(Figure record extracts)
-- Start --
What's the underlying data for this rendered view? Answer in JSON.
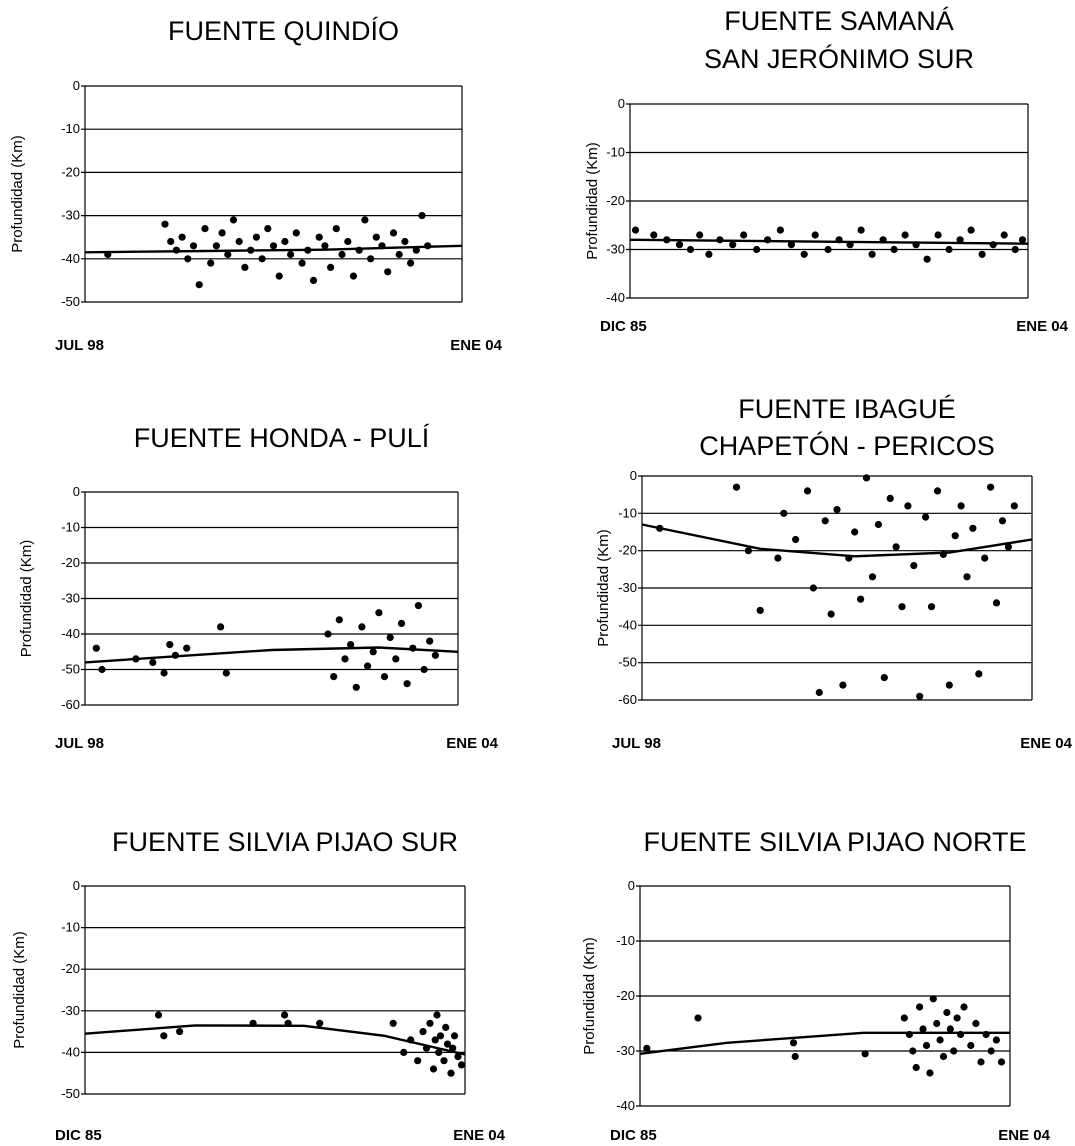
{
  "chart_data": [
    {
      "type": "scatter",
      "title": [
        "FUENTE QUINDÍO"
      ],
      "ylabel": "Profundidad (Km)",
      "x_start_label": "JUL 98",
      "x_end_label": "ENE  04",
      "x_range": [
        "1998-07",
        "2004-01"
      ],
      "ylim": [
        -50,
        0
      ],
      "yticks": [
        0,
        -10,
        -20,
        -30,
        -40,
        -50
      ],
      "points": [
        [
          "1998-11",
          -39
        ],
        [
          "1999-09",
          -32
        ],
        [
          "1999-10",
          -36
        ],
        [
          "1999-11",
          -38
        ],
        [
          "1999-12",
          -35
        ],
        [
          "2000-01",
          -40
        ],
        [
          "2000-02",
          -37
        ],
        [
          "2000-03",
          -46
        ],
        [
          "2000-04",
          -33
        ],
        [
          "2000-05",
          -41
        ],
        [
          "2000-06",
          -37
        ],
        [
          "2000-07",
          -34
        ],
        [
          "2000-08",
          -39
        ],
        [
          "2000-09",
          -31
        ],
        [
          "2000-10",
          -36
        ],
        [
          "2000-11",
          -42
        ],
        [
          "2000-12",
          -38
        ],
        [
          "2001-01",
          -35
        ],
        [
          "2001-02",
          -40
        ],
        [
          "2001-03",
          -33
        ],
        [
          "2001-04",
          -37
        ],
        [
          "2001-05",
          -44
        ],
        [
          "2001-06",
          -36
        ],
        [
          "2001-07",
          -39
        ],
        [
          "2001-08",
          -34
        ],
        [
          "2001-09",
          -41
        ],
        [
          "2001-10",
          -38
        ],
        [
          "2001-11",
          -45
        ],
        [
          "2001-12",
          -35
        ],
        [
          "2002-01",
          -37
        ],
        [
          "2002-02",
          -42
        ],
        [
          "2002-03",
          -33
        ],
        [
          "2002-04",
          -39
        ],
        [
          "2002-05",
          -36
        ],
        [
          "2002-06",
          -44
        ],
        [
          "2002-07",
          -38
        ],
        [
          "2002-08",
          -31
        ],
        [
          "2002-09",
          -40
        ],
        [
          "2002-10",
          -35
        ],
        [
          "2002-11",
          -37
        ],
        [
          "2002-12",
          -43
        ],
        [
          "2003-01",
          -34
        ],
        [
          "2003-02",
          -39
        ],
        [
          "2003-03",
          -36
        ],
        [
          "2003-04",
          -41
        ],
        [
          "2003-05",
          -38
        ],
        [
          "2003-06",
          -30
        ],
        [
          "2003-07",
          -37
        ]
      ],
      "trend": [
        [
          "1998-07",
          -38.5
        ],
        [
          "2000-04",
          -38.2
        ],
        [
          "2002-01",
          -37.9
        ],
        [
          "2004-01",
          -37
        ]
      ]
    },
    {
      "type": "scatter",
      "title": [
        "FUENTE SAMANÁ",
        "SAN JERÓNIMO SUR"
      ],
      "ylabel": "Profundidad (Km)",
      "x_start_label": "DIC 85",
      "x_end_label": "ENE  04",
      "x_range": [
        "1985-12",
        "2004-01"
      ],
      "ylim": [
        -40,
        0
      ],
      "yticks": [
        0,
        -10,
        -20,
        -30,
        -40
      ],
      "points": [
        [
          "1986-03",
          -26
        ],
        [
          "1987-01",
          -27
        ],
        [
          "1987-08",
          -28
        ],
        [
          "1988-03",
          -29
        ],
        [
          "1988-09",
          -30
        ],
        [
          "1989-02",
          -27
        ],
        [
          "1989-07",
          -31
        ],
        [
          "1990-01",
          -28
        ],
        [
          "1990-08",
          -29
        ],
        [
          "1991-02",
          -27
        ],
        [
          "1991-09",
          -30
        ],
        [
          "1992-03",
          -28
        ],
        [
          "1992-10",
          -26
        ],
        [
          "1993-04",
          -29
        ],
        [
          "1993-11",
          -31
        ],
        [
          "1994-05",
          -27
        ],
        [
          "1994-12",
          -30
        ],
        [
          "1995-06",
          -28
        ],
        [
          "1995-12",
          -29
        ],
        [
          "1996-06",
          -26
        ],
        [
          "1996-12",
          -31
        ],
        [
          "1997-06",
          -28
        ],
        [
          "1997-12",
          -30
        ],
        [
          "1998-06",
          -27
        ],
        [
          "1998-12",
          -29
        ],
        [
          "1999-06",
          -32
        ],
        [
          "1999-12",
          -27
        ],
        [
          "2000-06",
          -30
        ],
        [
          "2000-12",
          -28
        ],
        [
          "2001-06",
          -26
        ],
        [
          "2001-12",
          -31
        ],
        [
          "2002-06",
          -29
        ],
        [
          "2002-12",
          -27
        ],
        [
          "2003-06",
          -30
        ],
        [
          "2003-10",
          -28
        ]
      ],
      "trend": [
        [
          "1985-12",
          -28
        ],
        [
          "2004-01",
          -28.8
        ]
      ]
    },
    {
      "type": "scatter",
      "title": [
        "FUENTE HONDA - PULÍ"
      ],
      "ylabel": "Profundidad (Km)",
      "x_start_label": "JUL  98",
      "x_end_label": "ENE  04",
      "x_range": [
        "1998-07",
        "2004-01"
      ],
      "ylim": [
        -60,
        0
      ],
      "yticks": [
        0,
        -10,
        -20,
        -30,
        -40,
        -50,
        -60
      ],
      "points": [
        [
          "1998-09",
          -44
        ],
        [
          "1998-10",
          -50
        ],
        [
          "1999-04",
          -47
        ],
        [
          "1999-07",
          -48
        ],
        [
          "1999-09",
          -51
        ],
        [
          "1999-10",
          -43
        ],
        [
          "1999-11",
          -46
        ],
        [
          "2000-01",
          -44
        ],
        [
          "2000-07",
          -38
        ],
        [
          "2000-08",
          -51
        ],
        [
          "2002-02",
          -40
        ],
        [
          "2002-03",
          -52
        ],
        [
          "2002-04",
          -36
        ],
        [
          "2002-05",
          -47
        ],
        [
          "2002-06",
          -43
        ],
        [
          "2002-07",
          -55
        ],
        [
          "2002-08",
          -38
        ],
        [
          "2002-09",
          -49
        ],
        [
          "2002-10",
          -45
        ],
        [
          "2002-11",
          -34
        ],
        [
          "2002-12",
          -52
        ],
        [
          "2003-01",
          -41
        ],
        [
          "2003-02",
          -47
        ],
        [
          "2003-03",
          -37
        ],
        [
          "2003-04",
          -54
        ],
        [
          "2003-05",
          -44
        ],
        [
          "2003-06",
          -32
        ],
        [
          "2003-07",
          -50
        ],
        [
          "2003-08",
          -42
        ],
        [
          "2003-09",
          -46
        ]
      ],
      "trend": [
        [
          "1998-07",
          -48
        ],
        [
          "2001-04",
          -44.5
        ],
        [
          "2002-11",
          -43.8
        ],
        [
          "2004-01",
          -45
        ]
      ]
    },
    {
      "type": "scatter",
      "title": [
        "FUENTE IBAGUÉ",
        "CHAPETÓN - PERICOS"
      ],
      "ylabel": "Profundidad (Km)",
      "x_start_label": "JUL  98",
      "x_end_label": "ENE  04",
      "x_range": [
        "1998-07",
        "2004-01"
      ],
      "ylim": [
        -60,
        0
      ],
      "yticks": [
        0,
        -10,
        -20,
        -30,
        -40,
        -50,
        -60
      ],
      "points": [
        [
          "1998-10",
          -14
        ],
        [
          "1999-11",
          -3
        ],
        [
          "2000-01",
          -20
        ],
        [
          "2000-03",
          -36
        ],
        [
          "2000-06",
          -22
        ],
        [
          "2000-07",
          -10
        ],
        [
          "2000-09",
          -17
        ],
        [
          "2000-11",
          -4
        ],
        [
          "2000-12",
          -30
        ],
        [
          "2001-01",
          -58
        ],
        [
          "2001-02",
          -12
        ],
        [
          "2001-03",
          -37
        ],
        [
          "2001-04",
          -9
        ],
        [
          "2001-05",
          -56
        ],
        [
          "2001-06",
          -22
        ],
        [
          "2001-07",
          -15
        ],
        [
          "2001-08",
          -33
        ],
        [
          "2001-09",
          -0.5
        ],
        [
          "2001-10",
          -27
        ],
        [
          "2001-11",
          -13
        ],
        [
          "2001-12",
          -54
        ],
        [
          "2002-01",
          -6
        ],
        [
          "2002-02",
          -19
        ],
        [
          "2002-03",
          -35
        ],
        [
          "2002-04",
          -8
        ],
        [
          "2002-05",
          -24
        ],
        [
          "2002-06",
          -59
        ],
        [
          "2002-07",
          -11
        ],
        [
          "2002-08",
          -35
        ],
        [
          "2002-09",
          -4
        ],
        [
          "2002-10",
          -21
        ],
        [
          "2002-11",
          -56
        ],
        [
          "2002-12",
          -16
        ],
        [
          "2003-01",
          -8
        ],
        [
          "2003-02",
          -27
        ],
        [
          "2003-03",
          -14
        ],
        [
          "2003-04",
          -53
        ],
        [
          "2003-05",
          -22
        ],
        [
          "2003-06",
          -3
        ],
        [
          "2003-07",
          -34
        ],
        [
          "2003-08",
          -12
        ],
        [
          "2003-09",
          -19
        ],
        [
          "2003-10",
          -8
        ]
      ],
      "trend": [
        [
          "1998-07",
          -13
        ],
        [
          "2000-03",
          -19.5
        ],
        [
          "2001-07",
          -21.5
        ],
        [
          "2002-11",
          -20.5
        ],
        [
          "2004-01",
          -17
        ]
      ]
    },
    {
      "type": "scatter",
      "title": [
        "FUENTE SILVIA PIJAO SUR"
      ],
      "ylabel": "Profundidad (Km)",
      "x_start_label": "DIC  85",
      "x_end_label": "ENE  04",
      "x_range": [
        "1985-12",
        "2004-01"
      ],
      "ylim": [
        -50,
        0
      ],
      "yticks": [
        0,
        -10,
        -20,
        -30,
        -40,
        -50
      ],
      "points": [
        [
          "1989-06",
          -31
        ],
        [
          "1989-09",
          -36
        ],
        [
          "1990-06",
          -35
        ],
        [
          "1993-12",
          -33
        ],
        [
          "1995-06",
          -31
        ],
        [
          "1995-08",
          -33
        ],
        [
          "1997-02",
          -33
        ],
        [
          "2000-08",
          -33
        ],
        [
          "2001-02",
          -40
        ],
        [
          "2001-06",
          -37
        ],
        [
          "2001-10",
          -42
        ],
        [
          "2002-01",
          -35
        ],
        [
          "2002-03",
          -39
        ],
        [
          "2002-05",
          -33
        ],
        [
          "2002-07",
          -44
        ],
        [
          "2002-08",
          -37
        ],
        [
          "2002-09",
          -31
        ],
        [
          "2002-10",
          -40
        ],
        [
          "2002-11",
          -36
        ],
        [
          "2003-01",
          -42
        ],
        [
          "2003-02",
          -34
        ],
        [
          "2003-03",
          -38
        ],
        [
          "2003-05",
          -45
        ],
        [
          "2003-06",
          -39
        ],
        [
          "2003-07",
          -36
        ],
        [
          "2003-09",
          -41
        ],
        [
          "2003-11",
          -43
        ]
      ],
      "trend": [
        [
          "1985-12",
          -35.5
        ],
        [
          "1991-03",
          -33.5
        ],
        [
          "1996-05",
          -33.6
        ],
        [
          "2000-03",
          -36
        ],
        [
          "2004-01",
          -40.5
        ]
      ]
    },
    {
      "type": "scatter",
      "title": [
        "FUENTE SILVIA PIJAO NORTE"
      ],
      "ylabel": "Profundidad (Km)",
      "x_start_label": "DIC  85",
      "x_end_label": "ENE 04",
      "x_range": [
        "1985-12",
        "2004-01"
      ],
      "ylim": [
        -40,
        0
      ],
      "yticks": [
        0,
        -10,
        -20,
        -30,
        -40
      ],
      "points": [
        [
          "1986-04",
          -29.5
        ],
        [
          "1988-10",
          -24
        ],
        [
          "1993-06",
          -28.5
        ],
        [
          "1993-07",
          -31
        ],
        [
          "1996-12",
          -30.5
        ],
        [
          "1998-11",
          -24
        ],
        [
          "1999-02",
          -27
        ],
        [
          "1999-04",
          -30
        ],
        [
          "1999-06",
          -33
        ],
        [
          "1999-08",
          -22
        ],
        [
          "1999-10",
          -26
        ],
        [
          "1999-12",
          -29
        ],
        [
          "2000-02",
          -34
        ],
        [
          "2000-04",
          -20.5
        ],
        [
          "2000-06",
          -25
        ],
        [
          "2000-08",
          -28
        ],
        [
          "2000-10",
          -31
        ],
        [
          "2000-12",
          -23
        ],
        [
          "2001-02",
          -26
        ],
        [
          "2001-04",
          -30
        ],
        [
          "2001-06",
          -24
        ],
        [
          "2001-08",
          -27
        ],
        [
          "2001-10",
          -22
        ],
        [
          "2002-02",
          -29
        ],
        [
          "2002-05",
          -25
        ],
        [
          "2002-08",
          -32
        ],
        [
          "2002-11",
          -27
        ],
        [
          "2003-02",
          -30
        ],
        [
          "2003-05",
          -28
        ],
        [
          "2003-08",
          -32
        ]
      ],
      "trend": [
        [
          "1985-12",
          -30.5
        ],
        [
          "1990-03",
          -28.5
        ],
        [
          "1996-11",
          -26.7
        ],
        [
          "2004-01",
          -26.7
        ]
      ]
    }
  ]
}
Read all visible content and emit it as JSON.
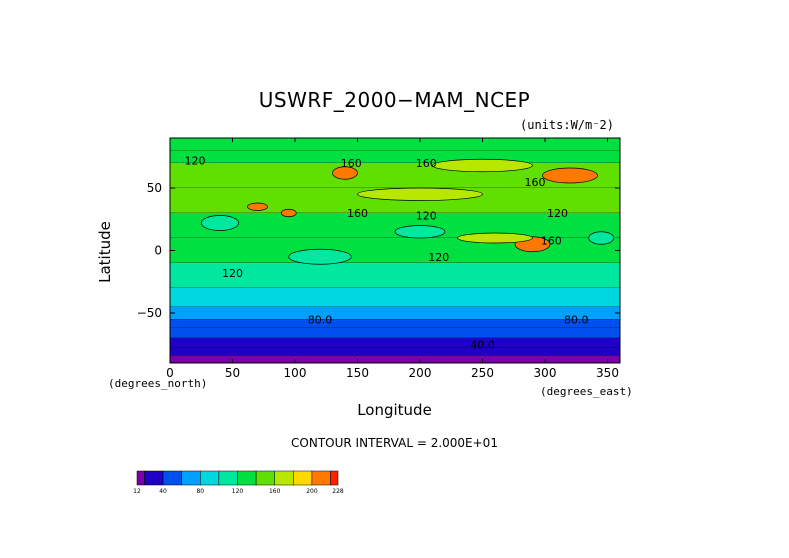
{
  "chart_data": {
    "type": "heatmap",
    "title": "USWRF_2000−MAM_NCEP",
    "units_note": "(units:W/m⁻2)",
    "xlabel": "Longitude",
    "ylabel": "Latitude",
    "x_unit_note": "(degrees_north)",
    "y_unit_note": "(degrees_east)",
    "contour_interval": "CONTOUR INTERVAL = 2.000E+01",
    "xlim": [
      0,
      360
    ],
    "ylim": [
      -90,
      90
    ],
    "x_ticks": [
      "0",
      "50",
      "100",
      "150",
      "200",
      "250",
      "300",
      "350"
    ],
    "y_ticks": [
      "50",
      "0",
      "−50"
    ],
    "y_tick_values": [
      50,
      0,
      -50
    ],
    "x_tick_values": [
      0,
      50,
      100,
      150,
      200,
      250,
      300,
      350
    ],
    "latitude_bands": [
      {
        "lat_from": 90,
        "lat_to": 80,
        "value": 120
      },
      {
        "lat_from": 80,
        "lat_to": 70,
        "value": 130
      },
      {
        "lat_from": 70,
        "lat_to": 50,
        "value": 145
      },
      {
        "lat_from": 50,
        "lat_to": 30,
        "value": 140
      },
      {
        "lat_from": 30,
        "lat_to": 10,
        "value": 125
      },
      {
        "lat_from": 10,
        "lat_to": -10,
        "value": 130
      },
      {
        "lat_from": -10,
        "lat_to": -30,
        "value": 115
      },
      {
        "lat_from": -30,
        "lat_to": -45,
        "value": 95
      },
      {
        "lat_from": -45,
        "lat_to": -55,
        "value": 75
      },
      {
        "lat_from": -55,
        "lat_to": -62,
        "value": 55
      },
      {
        "lat_from": -62,
        "lat_to": -70,
        "value": 40
      },
      {
        "lat_from": -70,
        "lat_to": -78,
        "value": 30
      },
      {
        "lat_from": -78,
        "lat_to": -84,
        "value": 22
      },
      {
        "lat_from": -84,
        "lat_to": -90,
        "value": 14
      }
    ],
    "features": [
      {
        "lon": 320,
        "lat": 60,
        "rx": 22,
        "ry": 6,
        "value": 205
      },
      {
        "lon": 140,
        "lat": 62,
        "rx": 10,
        "ry": 5,
        "value": 200
      },
      {
        "lon": 290,
        "lat": 5,
        "rx": 14,
        "ry": 6,
        "value": 205
      },
      {
        "lon": 70,
        "lat": 35,
        "rx": 8,
        "ry": 3,
        "value": 215
      },
      {
        "lon": 95,
        "lat": 30,
        "rx": 6,
        "ry": 3,
        "value": 215
      },
      {
        "lon": 250,
        "lat": 68,
        "rx": 40,
        "ry": 5,
        "value": 175
      },
      {
        "lon": 200,
        "lat": 45,
        "rx": 50,
        "ry": 5,
        "value": 165
      },
      {
        "lon": 260,
        "lat": 10,
        "rx": 30,
        "ry": 4,
        "value": 165
      },
      {
        "lon": 40,
        "lat": 22,
        "rx": 15,
        "ry": 6,
        "value": 100
      },
      {
        "lon": 120,
        "lat": -5,
        "rx": 25,
        "ry": 6,
        "value": 110
      },
      {
        "lon": 200,
        "lat": 15,
        "rx": 20,
        "ry": 5,
        "value": 110
      },
      {
        "lon": 345,
        "lat": 10,
        "rx": 10,
        "ry": 5,
        "value": 105
      }
    ],
    "contour_labels": [
      {
        "text": "160",
        "lon": 145,
        "lat": 70
      },
      {
        "text": "160",
        "lon": 205,
        "lat": 70
      },
      {
        "text": "160",
        "lon": 150,
        "lat": 30
      },
      {
        "text": "120",
        "lon": 20,
        "lat": 72
      },
      {
        "text": "120",
        "lon": 205,
        "lat": 28
      },
      {
        "text": "120",
        "lon": 310,
        "lat": 30
      },
      {
        "text": "120",
        "lon": 50,
        "lat": -18
      },
      {
        "text": "120",
        "lon": 215,
        "lat": -5
      },
      {
        "text": "160",
        "lon": 305,
        "lat": 8
      },
      {
        "text": "160",
        "lon": 292,
        "lat": 55
      },
      {
        "text": "80.0",
        "lon": 120,
        "lat": -55
      },
      {
        "text": "80.0",
        "lon": 325,
        "lat": -55
      },
      {
        "text": "40.0",
        "lon": 250,
        "lat": -75
      }
    ],
    "colorbar": {
      "levels": [
        12,
        20,
        40,
        60,
        80,
        100,
        120,
        140,
        160,
        180,
        200,
        220,
        228
      ],
      "tick_labels": [
        "12",
        "40",
        "80",
        "120",
        "160",
        "200",
        "228"
      ],
      "tick_values": [
        12,
        40,
        80,
        120,
        160,
        200,
        228
      ],
      "colors": [
        "#7a00a8",
        "#1e00c8",
        "#0050f0",
        "#00a0ff",
        "#00d8e0",
        "#00e8a0",
        "#00e040",
        "#60e000",
        "#b8e800",
        "#ffd800",
        "#ff7800",
        "#ff2000"
      ]
    }
  }
}
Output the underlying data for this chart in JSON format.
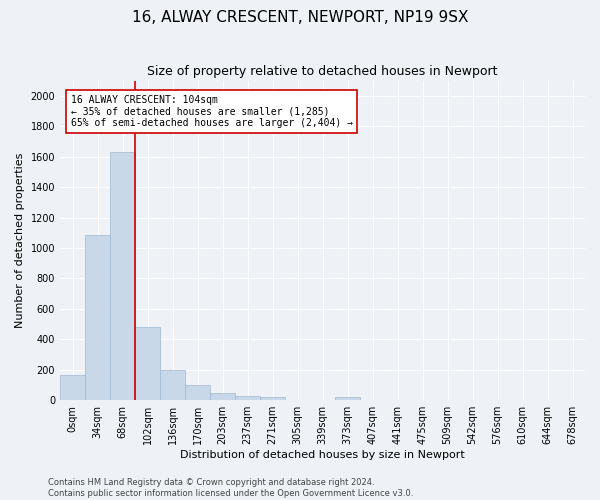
-- End --
Request — State how many lines of the listing include "this", and nothing more.

Task result — 2